-- Start RECORDS TO PROCESS --
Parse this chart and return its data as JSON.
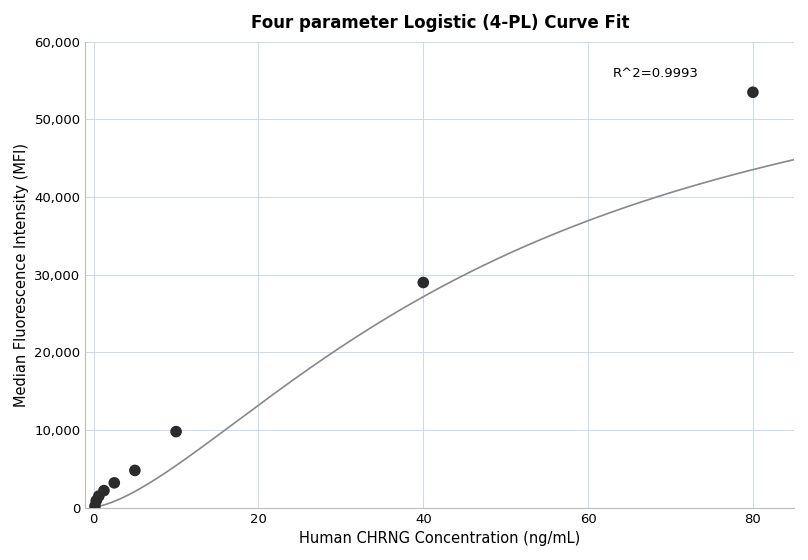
{
  "title": "Four parameter Logistic (4-PL) Curve Fit",
  "xlabel": "Human CHRNG Concentration (ng/mL)",
  "ylabel": "Median Fluorescence Intensity (MFI)",
  "scatter_x": [
    0.156,
    0.313,
    0.625,
    1.25,
    2.5,
    5.0,
    10.0,
    40.0,
    80.0
  ],
  "scatter_y": [
    200,
    900,
    1500,
    2200,
    3200,
    4800,
    9800,
    29000,
    53500
  ],
  "xlim": [
    -1,
    85
  ],
  "ylim": [
    0,
    60000
  ],
  "xticks": [
    0,
    20,
    40,
    60,
    80
  ],
  "yticks": [
    0,
    10000,
    20000,
    30000,
    40000,
    50000,
    60000
  ],
  "ytick_labels": [
    "0",
    "10,000",
    "20,000",
    "30,000",
    "40,000",
    "50,000",
    "60,000"
  ],
  "r_squared_text": "R^2=0.9993",
  "r_squared_x": 63,
  "r_squared_y": 55500,
  "dot_color": "#2b2b2b",
  "dot_size": 70,
  "line_color": "#888888",
  "line_width": 1.2,
  "grid_color": "#c8d4e8",
  "grid_alpha": 0.9,
  "background_color": "#ffffff",
  "title_fontsize": 12,
  "label_fontsize": 10.5,
  "tick_fontsize": 9.5,
  "annotation_fontsize": 9.5
}
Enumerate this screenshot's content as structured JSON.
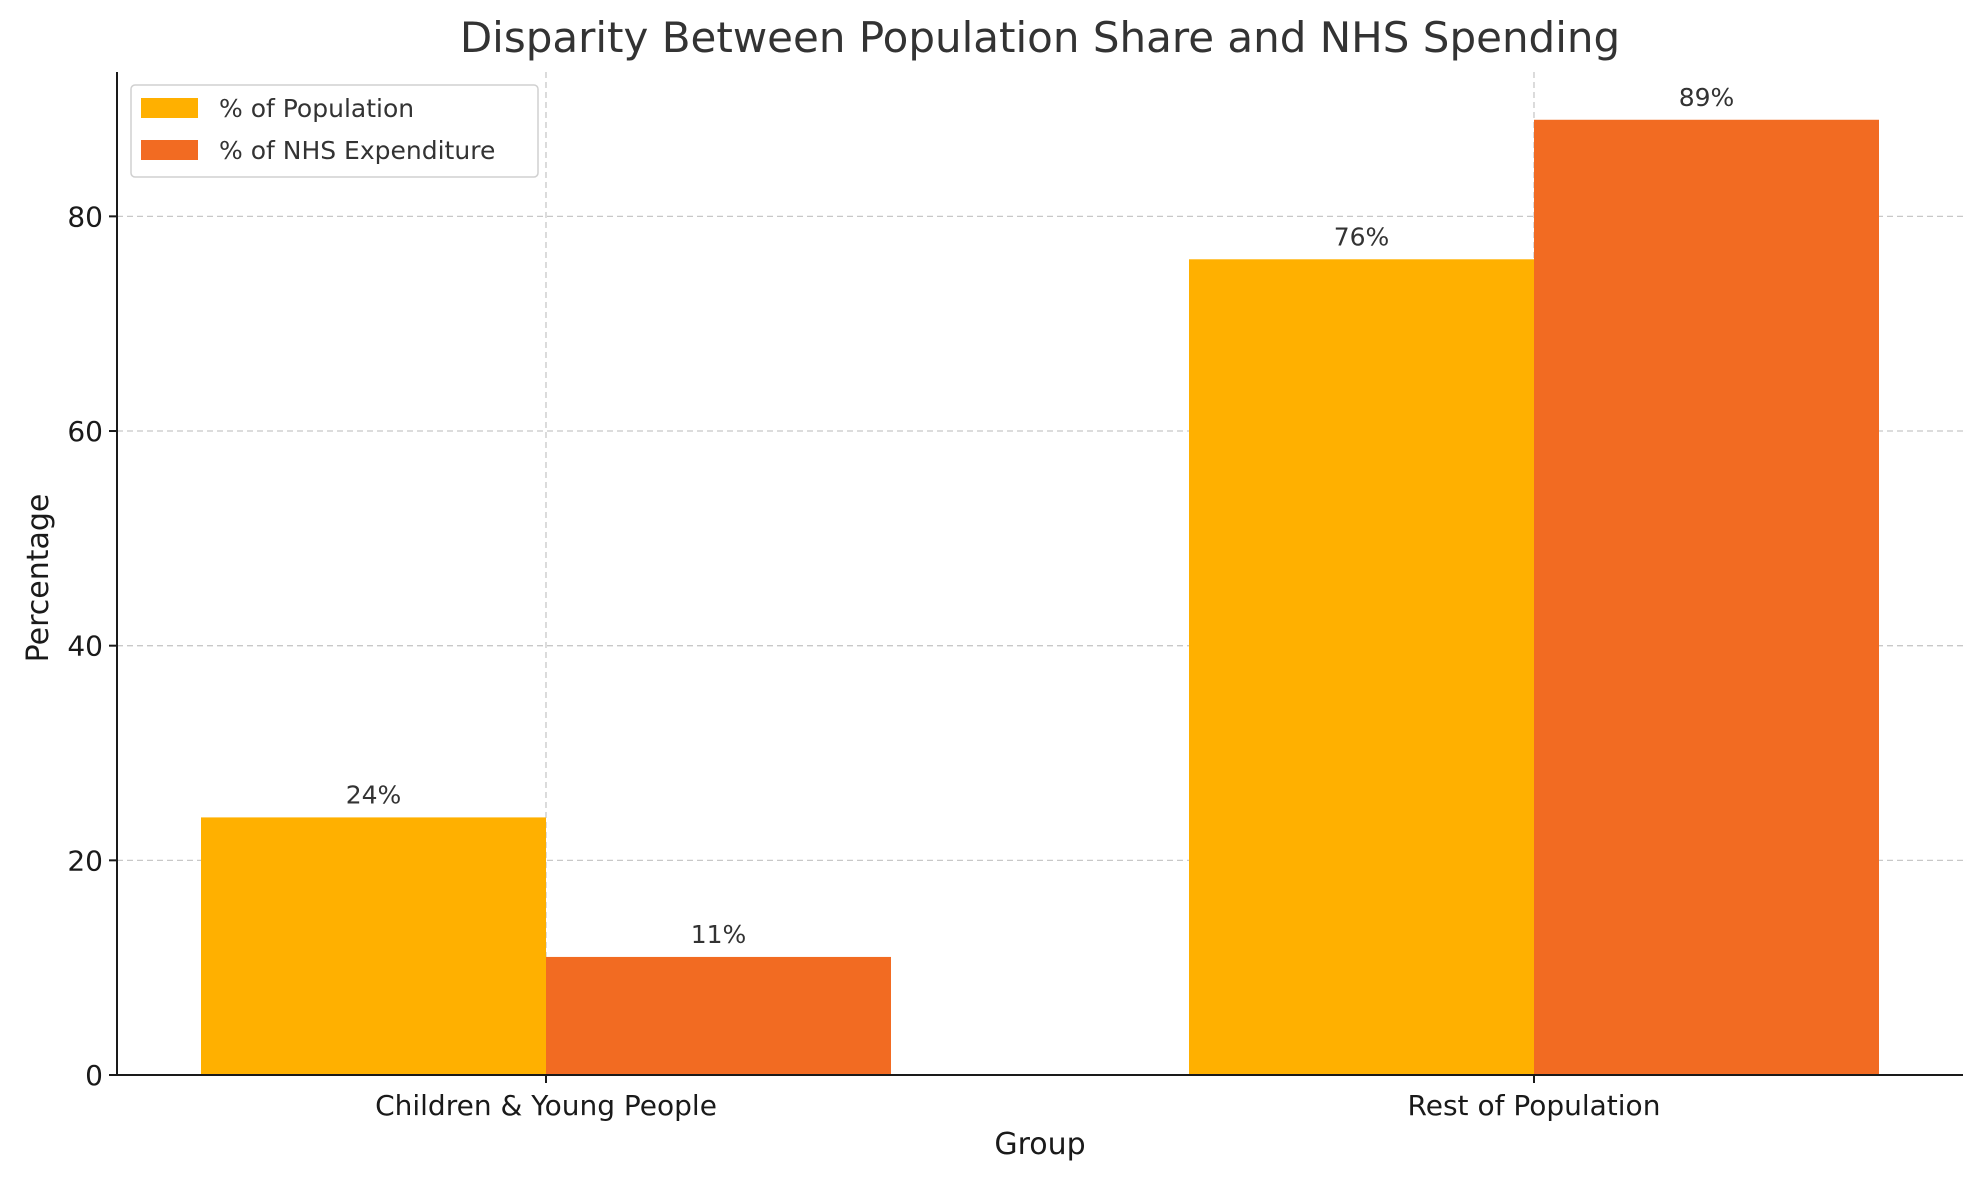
{
  "chart_data": {
    "type": "bar",
    "title": "Disparity Between Population Share and NHS Spending",
    "xlabel": "Group",
    "ylabel": "Percentage",
    "categories": [
      "Children & Young People",
      "Rest of Population"
    ],
    "series": [
      {
        "name": "% of Population",
        "values": [
          24,
          76
        ],
        "labels": [
          "24%",
          "76%"
        ],
        "color": "#FFB000"
      },
      {
        "name": "% of NHS Expenditure",
        "values": [
          11,
          89
        ],
        "labels": [
          "11%",
          "89%"
        ],
        "color": "#F26B22"
      }
    ],
    "ylim": [
      0,
      93.45
    ],
    "yticks": [
      0,
      20,
      40,
      60,
      80
    ],
    "grid": true,
    "legend": "top-left"
  }
}
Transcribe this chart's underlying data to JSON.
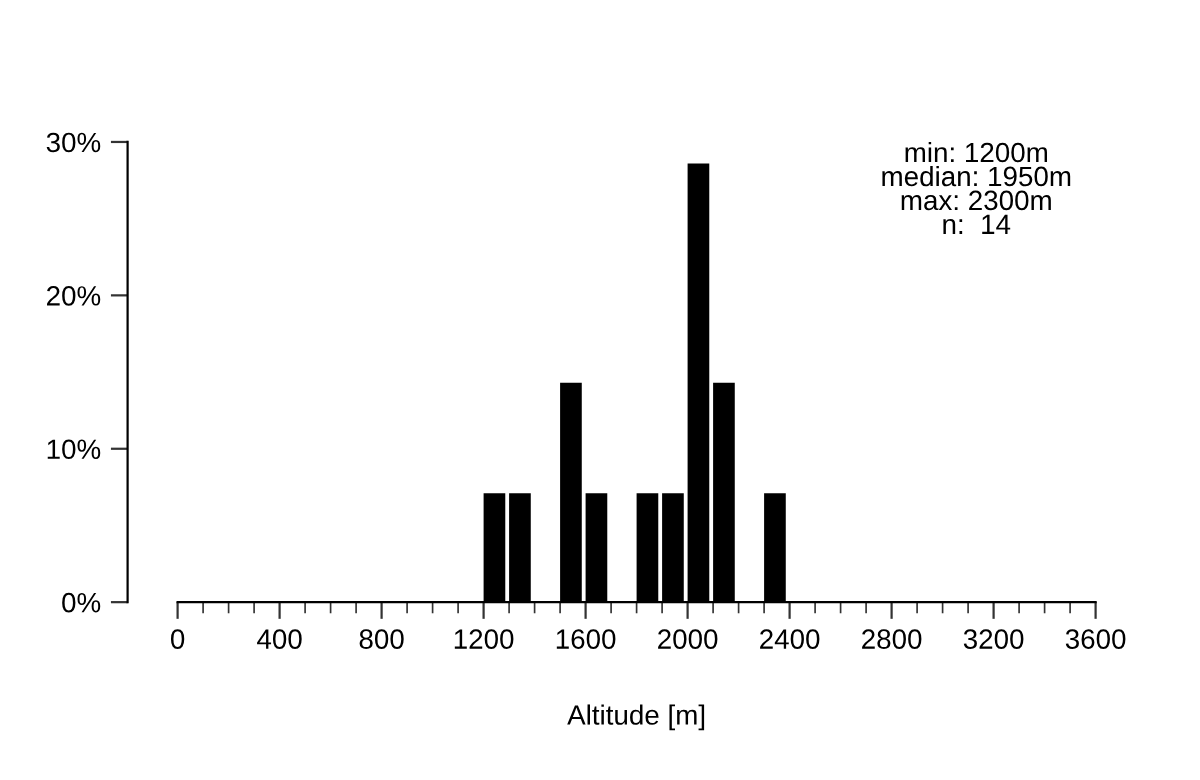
{
  "chart_data": {
    "type": "histogram",
    "xlabel": "Altitude [m]",
    "bins": [
      1200,
      1300,
      1400,
      1500,
      1600,
      1700,
      1800,
      1900,
      2000,
      2100,
      2200,
      2300,
      2400
    ],
    "values": [
      7.1,
      7.1,
      0,
      14.3,
      7.1,
      0,
      7.1,
      7.1,
      28.6,
      14.3,
      0,
      7.1
    ],
    "color": "#000000",
    "xlim": [
      0,
      3600
    ],
    "xticks": [
      0,
      {
        "value": 100,
        "label": null
      },
      {
        "value": 200,
        "label": null
      },
      {
        "value": 300,
        "label": null
      },
      400,
      {
        "value": 500,
        "label": null
      },
      {
        "value": 600,
        "label": null
      },
      {
        "value": 700,
        "label": null
      },
      800,
      {
        "value": 900,
        "label": null
      },
      {
        "value": 1000,
        "label": null
      },
      {
        "value": 1100,
        "label": null
      },
      1200,
      {
        "value": 1300,
        "label": null
      },
      {
        "value": 1400,
        "label": null
      },
      {
        "value": 1500,
        "label": null
      },
      1600,
      {
        "value": 1700,
        "label": null
      },
      {
        "value": 1800,
        "label": null
      },
      {
        "value": 1900,
        "label": null
      },
      2000,
      {
        "value": 2100,
        "label": null
      },
      {
        "value": 2200,
        "label": null
      },
      {
        "value": 2300,
        "label": null
      },
      2400,
      {
        "value": 2500,
        "label": null
      },
      {
        "value": 2600,
        "label": null
      },
      {
        "value": 2700,
        "label": null
      },
      2800,
      {
        "value": 2900,
        "label": null
      },
      {
        "value": 3000,
        "label": null
      },
      {
        "value": 3100,
        "label": null
      },
      3200,
      {
        "value": 3300,
        "label": null
      },
      {
        "value": 3400,
        "label": null
      },
      {
        "value": 3500,
        "label": null
      },
      3600
    ],
    "ylim": [
      0,
      30
    ],
    "yticks": [
      {
        "value": 0,
        "label": "0%"
      },
      {
        "value": 10,
        "label": "10%"
      },
      {
        "value": 20,
        "label": "20%"
      },
      {
        "value": 30,
        "label": "30%"
      }
    ],
    "annotations": [
      "min: 1200m",
      "median: 1950m",
      "max: 2300m",
      "n:  14"
    ],
    "grid": false
  }
}
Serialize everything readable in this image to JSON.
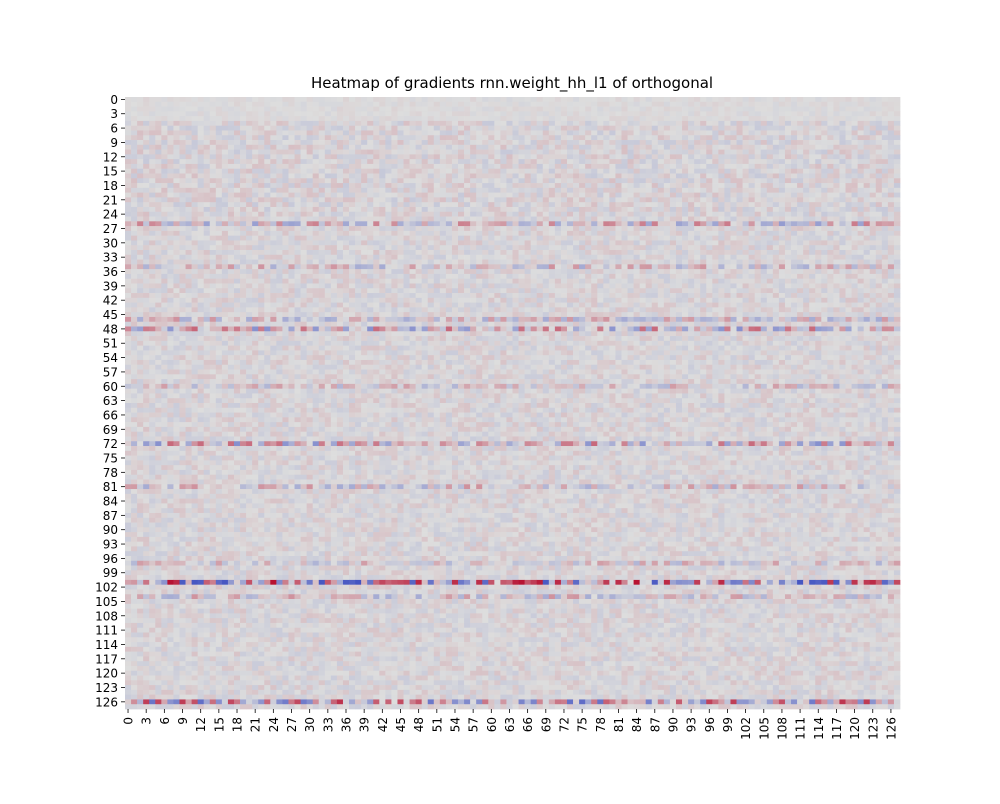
{
  "chart_data": {
    "type": "heatmap",
    "title": "Heatmap of gradients rnn.weight_hh_l1 of orthogonal",
    "xlabel": "",
    "ylabel": "",
    "n_rows": 128,
    "n_cols": 128,
    "x_tick_labels": [
      "0",
      "3",
      "6",
      "9",
      "12",
      "15",
      "18",
      "21",
      "24",
      "27",
      "30",
      "33",
      "36",
      "39",
      "42",
      "45",
      "48",
      "51",
      "54",
      "57",
      "60",
      "63",
      "66",
      "69",
      "72",
      "75",
      "78",
      "81",
      "84",
      "87",
      "90",
      "93",
      "96",
      "99",
      "102",
      "105",
      "108",
      "111",
      "114",
      "117",
      "120",
      "123",
      "126"
    ],
    "y_tick_labels": [
      "0",
      "3",
      "6",
      "9",
      "12",
      "15",
      "18",
      "21",
      "24",
      "27",
      "30",
      "33",
      "36",
      "39",
      "42",
      "45",
      "48",
      "51",
      "54",
      "57",
      "60",
      "63",
      "66",
      "69",
      "72",
      "75",
      "78",
      "81",
      "84",
      "87",
      "90",
      "93",
      "96",
      "99",
      "102",
      "105",
      "108",
      "111",
      "114",
      "117",
      "120",
      "123",
      "126"
    ],
    "colormap": "coolwarm",
    "colorbar": false,
    "colors": {
      "low": "#3b4cc0",
      "mid": "#dddddd",
      "high": "#b40426",
      "background": "#ffffff"
    },
    "row_intensity": [
      {
        "rows": [
          0,
          4
        ],
        "amplitude": 0.05
      },
      {
        "rows": [
          5,
          24
        ],
        "amplitude": 0.14
      },
      {
        "rows": [
          26,
          26
        ],
        "amplitude": 0.45
      },
      {
        "rows": [
          35,
          35
        ],
        "amplitude": 0.35
      },
      {
        "rows": [
          46,
          46
        ],
        "amplitude": 0.35
      },
      {
        "rows": [
          48,
          48
        ],
        "amplitude": 0.55
      },
      {
        "rows": [
          60,
          60
        ],
        "amplitude": 0.3
      },
      {
        "rows": [
          72,
          72
        ],
        "amplitude": 0.55
      },
      {
        "rows": [
          81,
          81
        ],
        "amplitude": 0.35
      },
      {
        "rows": [
          97,
          97
        ],
        "amplitude": 0.3
      },
      {
        "rows": [
          101,
          101
        ],
        "amplitude": 0.95
      },
      {
        "rows": [
          104,
          104
        ],
        "amplitude": 0.35
      },
      {
        "rows": [
          126,
          126
        ],
        "amplitude": 0.8
      }
    ],
    "default_amplitude": 0.12
  }
}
-- End RECORDS TO PROCESS --
PROBLEM REQUIREMENTS: Collect the lines that hold "Population".

SOLVED PROBLEM:
    "title": "Disparity Between Population Share and NHS Spending",
      "Rest of Population"
        "name": "% of Population",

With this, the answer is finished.